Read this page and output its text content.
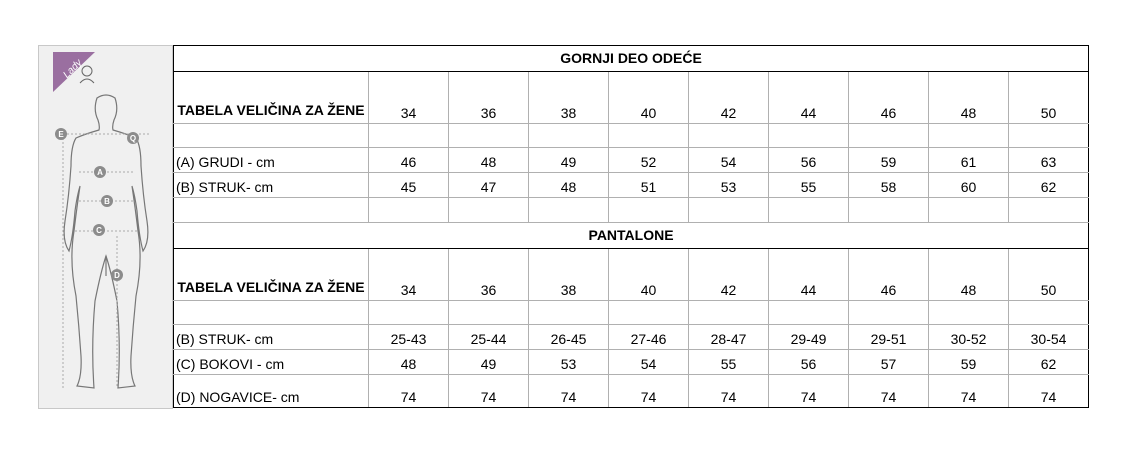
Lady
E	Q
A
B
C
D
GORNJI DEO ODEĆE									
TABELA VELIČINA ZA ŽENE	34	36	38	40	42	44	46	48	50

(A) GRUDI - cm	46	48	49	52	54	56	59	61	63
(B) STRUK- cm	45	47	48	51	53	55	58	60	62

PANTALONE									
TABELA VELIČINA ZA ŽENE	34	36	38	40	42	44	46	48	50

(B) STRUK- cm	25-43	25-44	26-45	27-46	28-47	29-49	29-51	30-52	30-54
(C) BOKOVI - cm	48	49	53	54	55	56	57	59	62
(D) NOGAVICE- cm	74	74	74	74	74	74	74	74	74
══════════
# Short problem
Copy everything in the records above except the pictures, exactly as written.

# Solution for this problem
Read this page and output its text content.
Lady
E	Q
A
B
C
D
GORNJI DEO ODEĆE									
TABELA VELIČINA ZA ŽENE	34	36	38	40	42	44	46	48	50

(A) GRUDI - cm	46	48	49	52	54	56	59	61	63
(B) STRUK- cm	45	47	48	51	53	55	58	60	62

PANTALONE									
TABELA VELIČINA ZA ŽENE	34	36	38	40	42	44	46	48	50

(B) STRUK- cm	25-43	25-44	26-45	27-46	28-47	29-49	29-51	30-52	30-54
(C) BOKOVI - cm	48	49	53	54	55	56	57	59	62
(D) NOGAVICE- cm	74	74	74	74	74	74	74	74	74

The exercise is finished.